── The records ──

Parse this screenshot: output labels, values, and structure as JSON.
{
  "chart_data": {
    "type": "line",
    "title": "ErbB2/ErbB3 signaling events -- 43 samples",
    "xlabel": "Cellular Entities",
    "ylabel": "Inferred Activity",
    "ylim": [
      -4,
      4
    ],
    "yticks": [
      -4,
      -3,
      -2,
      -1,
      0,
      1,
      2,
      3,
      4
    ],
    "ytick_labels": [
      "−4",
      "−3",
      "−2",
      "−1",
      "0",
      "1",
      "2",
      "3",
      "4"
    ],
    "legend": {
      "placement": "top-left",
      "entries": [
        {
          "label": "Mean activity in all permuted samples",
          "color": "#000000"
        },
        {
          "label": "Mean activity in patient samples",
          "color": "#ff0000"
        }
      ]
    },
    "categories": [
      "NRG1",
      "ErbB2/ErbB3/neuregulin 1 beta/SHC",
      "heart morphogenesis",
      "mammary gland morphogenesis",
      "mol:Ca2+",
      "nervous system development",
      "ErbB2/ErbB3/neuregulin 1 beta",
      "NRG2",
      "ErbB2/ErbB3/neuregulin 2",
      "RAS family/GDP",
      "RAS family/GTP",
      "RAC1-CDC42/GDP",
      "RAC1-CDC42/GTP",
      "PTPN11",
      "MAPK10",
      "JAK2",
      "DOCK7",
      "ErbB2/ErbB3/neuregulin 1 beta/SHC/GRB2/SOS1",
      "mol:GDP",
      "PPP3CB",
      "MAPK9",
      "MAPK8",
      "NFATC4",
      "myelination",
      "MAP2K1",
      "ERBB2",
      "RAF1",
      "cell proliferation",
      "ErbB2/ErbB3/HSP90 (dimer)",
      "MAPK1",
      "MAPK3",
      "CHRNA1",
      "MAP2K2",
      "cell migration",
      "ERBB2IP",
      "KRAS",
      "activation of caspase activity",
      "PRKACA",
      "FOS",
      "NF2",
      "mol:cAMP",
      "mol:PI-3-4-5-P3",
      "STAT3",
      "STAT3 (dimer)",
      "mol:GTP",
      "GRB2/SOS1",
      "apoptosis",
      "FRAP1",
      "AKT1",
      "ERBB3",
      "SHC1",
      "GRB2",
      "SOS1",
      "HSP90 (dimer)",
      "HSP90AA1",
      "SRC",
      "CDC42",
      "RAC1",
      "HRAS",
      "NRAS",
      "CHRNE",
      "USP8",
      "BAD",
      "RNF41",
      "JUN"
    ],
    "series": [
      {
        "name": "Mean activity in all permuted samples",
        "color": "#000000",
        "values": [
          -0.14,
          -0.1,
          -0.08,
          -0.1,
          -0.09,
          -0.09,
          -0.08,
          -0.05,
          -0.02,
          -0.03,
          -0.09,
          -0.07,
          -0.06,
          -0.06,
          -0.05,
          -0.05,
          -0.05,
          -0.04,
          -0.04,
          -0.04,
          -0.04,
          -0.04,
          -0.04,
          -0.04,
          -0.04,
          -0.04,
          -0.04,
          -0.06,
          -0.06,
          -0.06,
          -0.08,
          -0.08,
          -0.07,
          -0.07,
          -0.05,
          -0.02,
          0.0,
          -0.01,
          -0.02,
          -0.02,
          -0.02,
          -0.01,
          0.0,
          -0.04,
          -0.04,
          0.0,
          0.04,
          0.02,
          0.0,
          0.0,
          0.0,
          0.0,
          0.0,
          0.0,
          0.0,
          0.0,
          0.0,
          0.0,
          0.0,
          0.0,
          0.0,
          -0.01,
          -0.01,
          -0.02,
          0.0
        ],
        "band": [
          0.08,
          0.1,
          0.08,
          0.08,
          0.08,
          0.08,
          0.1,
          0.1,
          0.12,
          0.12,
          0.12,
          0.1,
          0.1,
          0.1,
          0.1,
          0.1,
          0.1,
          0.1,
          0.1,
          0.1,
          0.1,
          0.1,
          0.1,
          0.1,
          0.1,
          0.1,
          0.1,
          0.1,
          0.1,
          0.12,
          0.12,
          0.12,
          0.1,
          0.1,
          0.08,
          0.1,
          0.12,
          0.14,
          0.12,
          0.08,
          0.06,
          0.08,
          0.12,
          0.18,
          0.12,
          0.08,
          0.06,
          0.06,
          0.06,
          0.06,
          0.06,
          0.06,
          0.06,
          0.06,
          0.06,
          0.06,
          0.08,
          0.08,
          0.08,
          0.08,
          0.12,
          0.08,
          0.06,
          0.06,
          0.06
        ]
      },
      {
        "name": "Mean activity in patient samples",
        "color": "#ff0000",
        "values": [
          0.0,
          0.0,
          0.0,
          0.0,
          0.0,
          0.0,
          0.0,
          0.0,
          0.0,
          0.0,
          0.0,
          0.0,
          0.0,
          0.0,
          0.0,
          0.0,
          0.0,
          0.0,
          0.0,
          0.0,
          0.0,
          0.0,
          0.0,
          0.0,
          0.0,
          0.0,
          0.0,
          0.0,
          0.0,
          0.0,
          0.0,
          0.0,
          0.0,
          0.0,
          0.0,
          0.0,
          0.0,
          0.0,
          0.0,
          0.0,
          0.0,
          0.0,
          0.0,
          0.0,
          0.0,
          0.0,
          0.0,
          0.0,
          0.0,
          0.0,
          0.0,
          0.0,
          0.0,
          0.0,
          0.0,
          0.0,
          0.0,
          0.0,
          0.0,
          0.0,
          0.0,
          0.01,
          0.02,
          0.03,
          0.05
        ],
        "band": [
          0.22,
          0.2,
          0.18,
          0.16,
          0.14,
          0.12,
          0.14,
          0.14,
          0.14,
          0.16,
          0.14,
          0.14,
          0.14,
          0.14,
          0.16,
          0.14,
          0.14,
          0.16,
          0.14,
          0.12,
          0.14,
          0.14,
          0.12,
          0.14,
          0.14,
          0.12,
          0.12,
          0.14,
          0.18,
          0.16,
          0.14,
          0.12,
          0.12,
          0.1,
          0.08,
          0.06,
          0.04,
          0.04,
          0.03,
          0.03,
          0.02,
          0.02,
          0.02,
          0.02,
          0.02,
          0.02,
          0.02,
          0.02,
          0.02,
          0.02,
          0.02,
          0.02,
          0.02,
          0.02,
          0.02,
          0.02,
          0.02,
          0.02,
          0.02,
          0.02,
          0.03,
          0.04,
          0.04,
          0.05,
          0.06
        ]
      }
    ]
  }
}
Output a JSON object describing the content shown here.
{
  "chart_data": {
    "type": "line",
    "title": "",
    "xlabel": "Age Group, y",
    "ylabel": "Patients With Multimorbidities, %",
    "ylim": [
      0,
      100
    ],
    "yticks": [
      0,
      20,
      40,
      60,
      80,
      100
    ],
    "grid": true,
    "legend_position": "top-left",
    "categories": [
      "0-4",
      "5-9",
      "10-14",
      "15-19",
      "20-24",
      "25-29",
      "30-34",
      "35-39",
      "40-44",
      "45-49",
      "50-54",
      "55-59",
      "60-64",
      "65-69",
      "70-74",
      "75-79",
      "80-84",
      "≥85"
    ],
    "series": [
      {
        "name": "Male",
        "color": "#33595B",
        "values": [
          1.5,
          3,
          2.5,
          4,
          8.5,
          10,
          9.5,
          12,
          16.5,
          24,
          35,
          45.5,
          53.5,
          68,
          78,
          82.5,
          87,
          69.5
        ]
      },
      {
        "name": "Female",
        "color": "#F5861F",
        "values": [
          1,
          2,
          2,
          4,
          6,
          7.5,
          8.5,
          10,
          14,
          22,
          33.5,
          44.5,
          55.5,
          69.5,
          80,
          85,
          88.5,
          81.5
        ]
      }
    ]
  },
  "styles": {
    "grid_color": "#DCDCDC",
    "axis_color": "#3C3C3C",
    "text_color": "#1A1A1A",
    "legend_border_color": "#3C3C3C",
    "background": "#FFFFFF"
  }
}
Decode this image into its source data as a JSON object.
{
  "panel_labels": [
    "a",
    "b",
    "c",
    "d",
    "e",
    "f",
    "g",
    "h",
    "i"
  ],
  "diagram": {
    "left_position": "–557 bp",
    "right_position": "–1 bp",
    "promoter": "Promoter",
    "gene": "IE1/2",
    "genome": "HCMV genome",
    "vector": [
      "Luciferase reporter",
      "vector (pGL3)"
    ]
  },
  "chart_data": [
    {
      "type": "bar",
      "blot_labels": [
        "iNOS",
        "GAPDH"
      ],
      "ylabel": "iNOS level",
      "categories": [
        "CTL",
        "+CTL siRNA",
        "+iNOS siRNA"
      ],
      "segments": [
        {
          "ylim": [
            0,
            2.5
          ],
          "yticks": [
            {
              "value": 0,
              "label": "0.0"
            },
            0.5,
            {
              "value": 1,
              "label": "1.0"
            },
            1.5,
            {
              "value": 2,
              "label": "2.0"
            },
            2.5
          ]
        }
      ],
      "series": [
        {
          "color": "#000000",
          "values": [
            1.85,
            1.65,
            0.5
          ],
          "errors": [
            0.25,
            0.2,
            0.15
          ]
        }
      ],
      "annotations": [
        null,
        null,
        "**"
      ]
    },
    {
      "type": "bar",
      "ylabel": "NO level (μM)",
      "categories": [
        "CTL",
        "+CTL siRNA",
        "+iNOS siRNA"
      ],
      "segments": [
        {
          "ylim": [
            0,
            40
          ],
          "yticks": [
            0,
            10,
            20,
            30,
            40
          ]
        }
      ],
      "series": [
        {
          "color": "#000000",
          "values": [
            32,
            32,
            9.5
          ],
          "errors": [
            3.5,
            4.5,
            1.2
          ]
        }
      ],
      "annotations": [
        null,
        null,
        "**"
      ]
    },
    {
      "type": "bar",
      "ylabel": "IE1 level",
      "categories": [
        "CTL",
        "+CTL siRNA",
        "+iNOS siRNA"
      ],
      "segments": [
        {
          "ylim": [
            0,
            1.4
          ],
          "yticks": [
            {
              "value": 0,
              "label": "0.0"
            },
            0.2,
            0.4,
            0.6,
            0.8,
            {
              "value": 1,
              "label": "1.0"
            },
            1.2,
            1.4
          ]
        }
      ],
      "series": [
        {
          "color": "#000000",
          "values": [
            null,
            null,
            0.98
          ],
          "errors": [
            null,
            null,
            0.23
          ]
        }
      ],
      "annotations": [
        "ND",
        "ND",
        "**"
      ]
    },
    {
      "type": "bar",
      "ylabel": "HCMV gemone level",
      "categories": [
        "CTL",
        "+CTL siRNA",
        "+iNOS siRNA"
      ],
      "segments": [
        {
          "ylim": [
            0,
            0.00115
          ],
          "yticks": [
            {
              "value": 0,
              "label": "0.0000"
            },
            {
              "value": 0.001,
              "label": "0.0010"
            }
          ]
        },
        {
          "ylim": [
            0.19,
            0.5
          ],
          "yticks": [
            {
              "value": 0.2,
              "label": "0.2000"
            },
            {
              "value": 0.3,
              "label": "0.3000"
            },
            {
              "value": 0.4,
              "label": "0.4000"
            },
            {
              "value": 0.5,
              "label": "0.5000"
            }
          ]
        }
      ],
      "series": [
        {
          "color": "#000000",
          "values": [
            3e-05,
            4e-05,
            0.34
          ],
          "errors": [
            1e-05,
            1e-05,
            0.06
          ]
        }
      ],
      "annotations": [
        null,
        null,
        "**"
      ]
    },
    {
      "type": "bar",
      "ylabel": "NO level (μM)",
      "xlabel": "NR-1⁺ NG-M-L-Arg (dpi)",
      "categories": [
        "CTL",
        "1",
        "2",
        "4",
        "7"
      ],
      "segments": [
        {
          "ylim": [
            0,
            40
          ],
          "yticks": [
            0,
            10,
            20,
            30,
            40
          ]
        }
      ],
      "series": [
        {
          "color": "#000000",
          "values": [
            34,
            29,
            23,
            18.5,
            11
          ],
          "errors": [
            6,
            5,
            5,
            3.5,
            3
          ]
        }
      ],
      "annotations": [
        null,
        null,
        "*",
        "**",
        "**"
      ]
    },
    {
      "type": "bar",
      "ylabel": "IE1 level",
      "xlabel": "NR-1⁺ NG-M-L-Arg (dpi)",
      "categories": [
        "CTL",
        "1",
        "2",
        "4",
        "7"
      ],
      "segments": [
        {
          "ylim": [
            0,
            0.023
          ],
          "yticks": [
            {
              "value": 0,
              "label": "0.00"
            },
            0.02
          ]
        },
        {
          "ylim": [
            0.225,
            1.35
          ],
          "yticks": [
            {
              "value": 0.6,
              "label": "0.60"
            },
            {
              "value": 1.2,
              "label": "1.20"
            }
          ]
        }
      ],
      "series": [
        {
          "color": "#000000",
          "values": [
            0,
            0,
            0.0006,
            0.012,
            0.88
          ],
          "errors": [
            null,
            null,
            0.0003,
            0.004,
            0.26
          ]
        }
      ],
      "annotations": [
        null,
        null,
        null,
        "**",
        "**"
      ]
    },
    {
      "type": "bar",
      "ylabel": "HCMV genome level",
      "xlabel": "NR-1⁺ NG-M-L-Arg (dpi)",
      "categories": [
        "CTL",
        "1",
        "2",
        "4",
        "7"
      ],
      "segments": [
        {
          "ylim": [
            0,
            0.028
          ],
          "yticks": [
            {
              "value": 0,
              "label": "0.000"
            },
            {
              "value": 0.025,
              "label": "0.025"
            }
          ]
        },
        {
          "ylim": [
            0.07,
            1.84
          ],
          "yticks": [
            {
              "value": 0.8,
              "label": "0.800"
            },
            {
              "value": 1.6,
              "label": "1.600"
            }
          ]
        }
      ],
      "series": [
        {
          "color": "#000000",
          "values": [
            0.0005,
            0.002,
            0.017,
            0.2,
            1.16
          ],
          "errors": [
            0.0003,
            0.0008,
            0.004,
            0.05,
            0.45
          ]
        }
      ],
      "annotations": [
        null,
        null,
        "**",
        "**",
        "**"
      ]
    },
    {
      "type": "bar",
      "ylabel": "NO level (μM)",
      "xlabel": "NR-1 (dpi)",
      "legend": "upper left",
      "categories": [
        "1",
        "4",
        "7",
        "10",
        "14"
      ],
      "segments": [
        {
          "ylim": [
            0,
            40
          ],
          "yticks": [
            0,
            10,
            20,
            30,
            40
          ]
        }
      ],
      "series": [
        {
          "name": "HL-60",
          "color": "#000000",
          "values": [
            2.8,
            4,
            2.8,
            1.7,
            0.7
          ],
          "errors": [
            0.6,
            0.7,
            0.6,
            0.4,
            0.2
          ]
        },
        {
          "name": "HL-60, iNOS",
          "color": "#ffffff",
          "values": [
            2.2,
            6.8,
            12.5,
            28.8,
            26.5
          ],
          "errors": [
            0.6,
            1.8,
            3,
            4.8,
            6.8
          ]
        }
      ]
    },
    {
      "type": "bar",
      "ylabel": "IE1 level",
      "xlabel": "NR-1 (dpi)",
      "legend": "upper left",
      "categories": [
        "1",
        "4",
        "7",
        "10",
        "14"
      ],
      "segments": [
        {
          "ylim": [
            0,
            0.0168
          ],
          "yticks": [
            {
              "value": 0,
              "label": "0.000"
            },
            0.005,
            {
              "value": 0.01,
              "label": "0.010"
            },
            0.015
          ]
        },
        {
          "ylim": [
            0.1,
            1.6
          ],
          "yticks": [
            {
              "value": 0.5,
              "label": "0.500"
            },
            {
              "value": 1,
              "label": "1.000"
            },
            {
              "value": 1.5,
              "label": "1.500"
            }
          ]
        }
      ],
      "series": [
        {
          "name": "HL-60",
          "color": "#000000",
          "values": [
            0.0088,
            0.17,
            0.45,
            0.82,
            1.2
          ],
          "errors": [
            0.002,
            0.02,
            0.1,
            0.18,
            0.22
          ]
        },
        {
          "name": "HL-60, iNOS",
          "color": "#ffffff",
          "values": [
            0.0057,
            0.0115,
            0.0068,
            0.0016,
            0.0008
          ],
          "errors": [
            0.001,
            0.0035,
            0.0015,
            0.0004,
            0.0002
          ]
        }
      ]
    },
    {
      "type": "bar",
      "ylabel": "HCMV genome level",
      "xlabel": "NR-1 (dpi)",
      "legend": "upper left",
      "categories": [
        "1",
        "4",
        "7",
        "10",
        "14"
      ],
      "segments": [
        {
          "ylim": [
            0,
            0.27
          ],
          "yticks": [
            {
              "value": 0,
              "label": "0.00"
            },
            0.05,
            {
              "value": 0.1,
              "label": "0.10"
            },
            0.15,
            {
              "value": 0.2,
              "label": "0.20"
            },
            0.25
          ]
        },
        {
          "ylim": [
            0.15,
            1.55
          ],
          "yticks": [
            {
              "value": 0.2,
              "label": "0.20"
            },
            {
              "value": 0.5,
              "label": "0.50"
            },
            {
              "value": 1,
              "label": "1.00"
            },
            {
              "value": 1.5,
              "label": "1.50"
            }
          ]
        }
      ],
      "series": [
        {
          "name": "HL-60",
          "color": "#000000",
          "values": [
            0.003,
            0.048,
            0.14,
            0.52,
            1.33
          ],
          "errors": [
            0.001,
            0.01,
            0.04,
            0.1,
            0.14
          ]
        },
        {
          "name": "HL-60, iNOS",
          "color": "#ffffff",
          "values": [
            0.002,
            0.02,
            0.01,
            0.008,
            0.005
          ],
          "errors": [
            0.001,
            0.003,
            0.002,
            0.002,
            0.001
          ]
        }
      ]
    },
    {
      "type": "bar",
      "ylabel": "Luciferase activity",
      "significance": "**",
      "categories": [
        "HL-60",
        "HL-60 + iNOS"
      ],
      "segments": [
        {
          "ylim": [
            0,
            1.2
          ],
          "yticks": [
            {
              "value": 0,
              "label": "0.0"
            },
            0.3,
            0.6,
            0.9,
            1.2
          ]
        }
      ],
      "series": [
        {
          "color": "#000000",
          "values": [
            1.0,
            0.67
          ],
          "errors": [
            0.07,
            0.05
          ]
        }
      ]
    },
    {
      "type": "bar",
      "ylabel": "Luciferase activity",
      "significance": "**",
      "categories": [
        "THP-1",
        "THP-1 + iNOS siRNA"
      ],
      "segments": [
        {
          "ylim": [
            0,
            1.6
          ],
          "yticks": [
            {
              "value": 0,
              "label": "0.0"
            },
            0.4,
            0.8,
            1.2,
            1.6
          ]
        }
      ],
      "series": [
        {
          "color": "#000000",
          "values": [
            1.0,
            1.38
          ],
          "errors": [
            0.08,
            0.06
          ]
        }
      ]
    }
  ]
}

───

## Exercise directions
Count how many lines of the entries contain the word "neuregulin", and respond with that count only.

## Result of the task
4